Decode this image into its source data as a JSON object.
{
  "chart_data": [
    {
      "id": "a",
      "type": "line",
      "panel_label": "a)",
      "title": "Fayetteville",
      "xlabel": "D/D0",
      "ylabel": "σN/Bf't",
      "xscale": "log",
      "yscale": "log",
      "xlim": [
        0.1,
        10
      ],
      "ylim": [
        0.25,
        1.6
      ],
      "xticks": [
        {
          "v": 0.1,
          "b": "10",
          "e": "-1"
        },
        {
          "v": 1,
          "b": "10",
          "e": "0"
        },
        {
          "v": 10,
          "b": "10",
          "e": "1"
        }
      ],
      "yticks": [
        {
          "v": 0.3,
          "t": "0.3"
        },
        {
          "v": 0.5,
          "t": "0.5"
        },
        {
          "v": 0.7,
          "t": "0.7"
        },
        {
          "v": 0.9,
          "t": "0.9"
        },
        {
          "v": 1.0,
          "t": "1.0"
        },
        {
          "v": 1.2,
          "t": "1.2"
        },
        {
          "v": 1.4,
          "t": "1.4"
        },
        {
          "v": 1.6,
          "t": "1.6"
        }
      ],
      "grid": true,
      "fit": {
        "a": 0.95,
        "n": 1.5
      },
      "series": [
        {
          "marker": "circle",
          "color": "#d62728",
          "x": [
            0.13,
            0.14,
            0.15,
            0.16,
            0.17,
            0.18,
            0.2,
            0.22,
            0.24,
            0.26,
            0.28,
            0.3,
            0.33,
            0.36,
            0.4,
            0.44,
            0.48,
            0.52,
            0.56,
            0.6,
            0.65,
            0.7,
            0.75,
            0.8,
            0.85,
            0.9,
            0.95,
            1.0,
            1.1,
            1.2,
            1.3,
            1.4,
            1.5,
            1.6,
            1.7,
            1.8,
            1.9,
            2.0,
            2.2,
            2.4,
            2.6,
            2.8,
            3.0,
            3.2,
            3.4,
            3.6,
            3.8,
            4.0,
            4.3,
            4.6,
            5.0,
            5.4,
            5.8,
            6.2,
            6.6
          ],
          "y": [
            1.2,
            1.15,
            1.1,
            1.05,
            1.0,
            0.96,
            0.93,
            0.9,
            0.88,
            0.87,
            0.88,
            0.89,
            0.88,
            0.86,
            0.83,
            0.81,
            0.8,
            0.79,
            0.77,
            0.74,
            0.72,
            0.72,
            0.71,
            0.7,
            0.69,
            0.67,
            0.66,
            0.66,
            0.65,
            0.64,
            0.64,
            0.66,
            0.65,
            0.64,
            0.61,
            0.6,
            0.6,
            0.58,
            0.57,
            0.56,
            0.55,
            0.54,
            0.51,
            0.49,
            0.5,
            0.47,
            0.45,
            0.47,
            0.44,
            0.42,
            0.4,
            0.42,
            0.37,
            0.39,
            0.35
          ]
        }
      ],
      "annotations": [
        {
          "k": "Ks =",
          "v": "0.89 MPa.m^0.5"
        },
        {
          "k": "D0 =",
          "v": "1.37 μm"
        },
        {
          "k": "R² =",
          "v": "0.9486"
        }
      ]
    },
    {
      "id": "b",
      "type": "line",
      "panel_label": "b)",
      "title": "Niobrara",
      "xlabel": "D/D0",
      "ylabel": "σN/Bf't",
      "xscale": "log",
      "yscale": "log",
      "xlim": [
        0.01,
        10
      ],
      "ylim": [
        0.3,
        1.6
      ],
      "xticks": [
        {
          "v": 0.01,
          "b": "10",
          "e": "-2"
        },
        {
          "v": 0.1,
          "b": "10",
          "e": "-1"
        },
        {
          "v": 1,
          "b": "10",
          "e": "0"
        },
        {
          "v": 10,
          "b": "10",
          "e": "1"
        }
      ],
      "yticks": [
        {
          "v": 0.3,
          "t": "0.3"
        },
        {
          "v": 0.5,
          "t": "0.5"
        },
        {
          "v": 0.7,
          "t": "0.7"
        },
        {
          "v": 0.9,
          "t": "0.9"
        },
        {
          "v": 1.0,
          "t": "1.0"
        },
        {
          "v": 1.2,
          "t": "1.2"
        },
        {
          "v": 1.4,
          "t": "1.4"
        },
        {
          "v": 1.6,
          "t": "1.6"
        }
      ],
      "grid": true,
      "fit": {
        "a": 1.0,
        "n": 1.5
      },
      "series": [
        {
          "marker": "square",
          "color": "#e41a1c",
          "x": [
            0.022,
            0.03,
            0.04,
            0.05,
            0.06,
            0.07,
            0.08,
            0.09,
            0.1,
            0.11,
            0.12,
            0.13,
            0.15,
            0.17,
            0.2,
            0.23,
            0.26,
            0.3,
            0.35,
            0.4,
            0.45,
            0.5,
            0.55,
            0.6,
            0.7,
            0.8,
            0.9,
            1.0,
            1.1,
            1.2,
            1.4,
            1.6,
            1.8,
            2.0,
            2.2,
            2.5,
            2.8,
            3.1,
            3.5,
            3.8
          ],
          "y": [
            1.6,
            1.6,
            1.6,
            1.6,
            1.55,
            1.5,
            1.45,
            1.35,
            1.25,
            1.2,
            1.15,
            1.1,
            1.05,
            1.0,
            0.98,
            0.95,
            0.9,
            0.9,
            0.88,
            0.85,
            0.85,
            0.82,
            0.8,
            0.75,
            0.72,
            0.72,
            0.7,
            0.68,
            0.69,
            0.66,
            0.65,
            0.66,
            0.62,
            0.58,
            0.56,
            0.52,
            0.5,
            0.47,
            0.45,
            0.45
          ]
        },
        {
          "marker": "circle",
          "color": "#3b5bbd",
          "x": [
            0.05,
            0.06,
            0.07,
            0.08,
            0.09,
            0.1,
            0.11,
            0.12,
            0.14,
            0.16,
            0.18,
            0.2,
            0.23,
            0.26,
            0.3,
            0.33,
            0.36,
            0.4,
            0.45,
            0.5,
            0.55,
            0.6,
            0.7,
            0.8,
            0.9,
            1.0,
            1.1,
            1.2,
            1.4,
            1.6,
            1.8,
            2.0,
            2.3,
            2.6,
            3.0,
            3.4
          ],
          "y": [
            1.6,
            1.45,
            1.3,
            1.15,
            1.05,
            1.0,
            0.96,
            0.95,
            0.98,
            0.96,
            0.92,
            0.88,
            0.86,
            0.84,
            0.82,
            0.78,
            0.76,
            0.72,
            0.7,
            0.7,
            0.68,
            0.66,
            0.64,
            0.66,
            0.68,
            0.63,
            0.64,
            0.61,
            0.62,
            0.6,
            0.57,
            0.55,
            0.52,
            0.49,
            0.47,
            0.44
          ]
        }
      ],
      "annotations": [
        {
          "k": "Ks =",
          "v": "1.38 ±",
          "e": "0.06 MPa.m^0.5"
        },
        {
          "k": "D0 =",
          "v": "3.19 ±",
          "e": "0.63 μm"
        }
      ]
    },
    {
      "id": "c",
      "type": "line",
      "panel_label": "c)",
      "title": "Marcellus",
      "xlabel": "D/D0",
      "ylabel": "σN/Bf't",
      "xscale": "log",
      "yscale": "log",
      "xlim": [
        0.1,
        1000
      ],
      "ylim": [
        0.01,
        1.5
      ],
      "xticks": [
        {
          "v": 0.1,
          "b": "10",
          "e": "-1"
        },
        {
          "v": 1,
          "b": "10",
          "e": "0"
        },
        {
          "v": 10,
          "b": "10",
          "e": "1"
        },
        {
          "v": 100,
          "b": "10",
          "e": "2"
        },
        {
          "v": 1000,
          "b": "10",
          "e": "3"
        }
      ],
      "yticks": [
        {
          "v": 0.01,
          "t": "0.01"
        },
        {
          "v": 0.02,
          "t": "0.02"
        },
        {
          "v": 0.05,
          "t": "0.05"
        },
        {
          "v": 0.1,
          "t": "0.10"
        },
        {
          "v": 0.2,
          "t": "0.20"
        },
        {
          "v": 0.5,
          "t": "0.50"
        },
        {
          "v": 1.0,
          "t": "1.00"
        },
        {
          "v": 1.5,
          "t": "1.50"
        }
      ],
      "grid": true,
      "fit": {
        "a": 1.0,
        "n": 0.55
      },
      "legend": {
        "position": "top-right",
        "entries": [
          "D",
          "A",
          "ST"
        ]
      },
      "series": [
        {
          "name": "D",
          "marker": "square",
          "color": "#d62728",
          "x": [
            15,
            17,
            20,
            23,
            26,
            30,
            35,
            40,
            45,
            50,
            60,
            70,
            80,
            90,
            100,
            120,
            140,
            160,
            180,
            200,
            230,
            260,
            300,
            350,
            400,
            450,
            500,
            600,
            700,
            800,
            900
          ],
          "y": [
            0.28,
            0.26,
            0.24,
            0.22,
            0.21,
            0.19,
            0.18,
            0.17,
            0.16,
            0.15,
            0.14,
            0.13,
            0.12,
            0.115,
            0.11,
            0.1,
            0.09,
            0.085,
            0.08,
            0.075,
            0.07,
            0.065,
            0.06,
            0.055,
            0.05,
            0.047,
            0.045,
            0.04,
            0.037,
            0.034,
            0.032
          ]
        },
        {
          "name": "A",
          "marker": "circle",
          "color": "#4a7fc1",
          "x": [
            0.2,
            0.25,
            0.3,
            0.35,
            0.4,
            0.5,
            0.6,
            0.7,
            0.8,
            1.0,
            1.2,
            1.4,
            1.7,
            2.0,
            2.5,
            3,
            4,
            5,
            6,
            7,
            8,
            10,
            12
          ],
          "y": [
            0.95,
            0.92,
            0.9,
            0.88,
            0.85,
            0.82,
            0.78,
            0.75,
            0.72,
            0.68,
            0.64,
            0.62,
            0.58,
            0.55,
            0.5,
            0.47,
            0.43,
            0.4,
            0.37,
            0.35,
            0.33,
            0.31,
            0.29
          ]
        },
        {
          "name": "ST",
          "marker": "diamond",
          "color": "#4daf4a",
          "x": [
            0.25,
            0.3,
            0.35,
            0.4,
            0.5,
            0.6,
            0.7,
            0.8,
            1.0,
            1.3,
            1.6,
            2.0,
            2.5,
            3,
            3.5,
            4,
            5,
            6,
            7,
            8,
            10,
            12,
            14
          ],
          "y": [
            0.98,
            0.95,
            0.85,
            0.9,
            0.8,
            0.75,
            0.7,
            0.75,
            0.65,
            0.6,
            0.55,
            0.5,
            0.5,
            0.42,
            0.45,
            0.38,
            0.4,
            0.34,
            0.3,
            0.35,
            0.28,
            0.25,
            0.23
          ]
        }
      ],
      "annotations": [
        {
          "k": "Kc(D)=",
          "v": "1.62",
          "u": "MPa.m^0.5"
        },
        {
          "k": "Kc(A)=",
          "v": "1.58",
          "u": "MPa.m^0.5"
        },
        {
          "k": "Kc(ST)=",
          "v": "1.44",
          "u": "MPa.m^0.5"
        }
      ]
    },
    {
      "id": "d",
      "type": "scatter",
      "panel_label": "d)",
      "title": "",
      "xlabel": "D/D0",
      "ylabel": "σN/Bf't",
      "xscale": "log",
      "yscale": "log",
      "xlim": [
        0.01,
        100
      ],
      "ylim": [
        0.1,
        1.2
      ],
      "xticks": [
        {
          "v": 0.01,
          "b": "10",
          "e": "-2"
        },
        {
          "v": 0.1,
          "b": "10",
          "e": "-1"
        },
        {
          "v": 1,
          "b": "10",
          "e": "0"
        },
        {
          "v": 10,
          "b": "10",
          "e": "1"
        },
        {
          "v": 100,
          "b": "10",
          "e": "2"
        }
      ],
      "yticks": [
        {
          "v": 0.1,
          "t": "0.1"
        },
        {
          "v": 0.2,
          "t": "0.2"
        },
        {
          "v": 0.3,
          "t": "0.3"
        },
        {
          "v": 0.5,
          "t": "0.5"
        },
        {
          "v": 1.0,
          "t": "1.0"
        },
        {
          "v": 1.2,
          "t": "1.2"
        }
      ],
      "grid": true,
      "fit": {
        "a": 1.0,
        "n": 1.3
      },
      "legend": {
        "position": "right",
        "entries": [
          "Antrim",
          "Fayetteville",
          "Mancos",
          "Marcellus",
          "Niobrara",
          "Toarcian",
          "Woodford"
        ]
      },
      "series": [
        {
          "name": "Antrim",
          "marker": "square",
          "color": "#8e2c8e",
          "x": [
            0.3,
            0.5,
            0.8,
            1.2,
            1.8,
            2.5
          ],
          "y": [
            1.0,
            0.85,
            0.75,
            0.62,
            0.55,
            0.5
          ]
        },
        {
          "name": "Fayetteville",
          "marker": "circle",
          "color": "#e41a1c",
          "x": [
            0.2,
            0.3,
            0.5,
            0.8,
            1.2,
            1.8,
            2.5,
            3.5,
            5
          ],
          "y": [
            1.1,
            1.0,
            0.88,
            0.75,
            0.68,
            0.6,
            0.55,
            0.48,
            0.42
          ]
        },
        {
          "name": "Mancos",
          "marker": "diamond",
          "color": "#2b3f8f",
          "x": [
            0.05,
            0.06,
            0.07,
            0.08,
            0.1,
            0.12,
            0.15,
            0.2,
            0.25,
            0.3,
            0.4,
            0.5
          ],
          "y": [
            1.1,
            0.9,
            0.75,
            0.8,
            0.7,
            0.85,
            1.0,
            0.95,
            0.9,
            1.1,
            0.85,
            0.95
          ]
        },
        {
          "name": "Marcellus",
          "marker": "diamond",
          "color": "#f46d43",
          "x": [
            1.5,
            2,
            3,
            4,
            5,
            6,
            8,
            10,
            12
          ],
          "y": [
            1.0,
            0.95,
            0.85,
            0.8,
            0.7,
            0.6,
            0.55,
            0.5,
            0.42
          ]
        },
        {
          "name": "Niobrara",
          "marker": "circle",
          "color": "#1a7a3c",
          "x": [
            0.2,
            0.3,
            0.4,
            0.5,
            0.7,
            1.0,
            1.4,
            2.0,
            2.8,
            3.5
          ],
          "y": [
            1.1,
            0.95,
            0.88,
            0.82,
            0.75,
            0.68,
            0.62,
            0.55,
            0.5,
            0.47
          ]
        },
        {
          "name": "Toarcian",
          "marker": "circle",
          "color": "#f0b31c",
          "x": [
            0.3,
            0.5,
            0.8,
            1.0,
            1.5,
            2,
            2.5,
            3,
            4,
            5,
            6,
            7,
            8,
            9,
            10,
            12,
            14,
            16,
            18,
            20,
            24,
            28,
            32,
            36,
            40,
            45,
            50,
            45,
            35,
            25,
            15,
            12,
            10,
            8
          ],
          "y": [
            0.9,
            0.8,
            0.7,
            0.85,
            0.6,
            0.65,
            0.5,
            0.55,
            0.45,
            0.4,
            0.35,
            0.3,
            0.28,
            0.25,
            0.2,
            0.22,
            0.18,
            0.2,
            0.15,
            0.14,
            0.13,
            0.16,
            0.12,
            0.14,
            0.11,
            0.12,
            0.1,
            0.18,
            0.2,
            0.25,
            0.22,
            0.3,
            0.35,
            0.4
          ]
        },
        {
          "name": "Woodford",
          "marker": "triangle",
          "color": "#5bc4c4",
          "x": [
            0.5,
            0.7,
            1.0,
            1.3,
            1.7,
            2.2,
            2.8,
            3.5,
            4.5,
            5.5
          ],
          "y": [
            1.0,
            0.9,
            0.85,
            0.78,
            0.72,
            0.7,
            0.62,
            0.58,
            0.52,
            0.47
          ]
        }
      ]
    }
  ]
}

※

— Request —
Looking back at the lines above, state how many contain the word "Fayetteville", and supply nothing besides the number.

— The answer —
3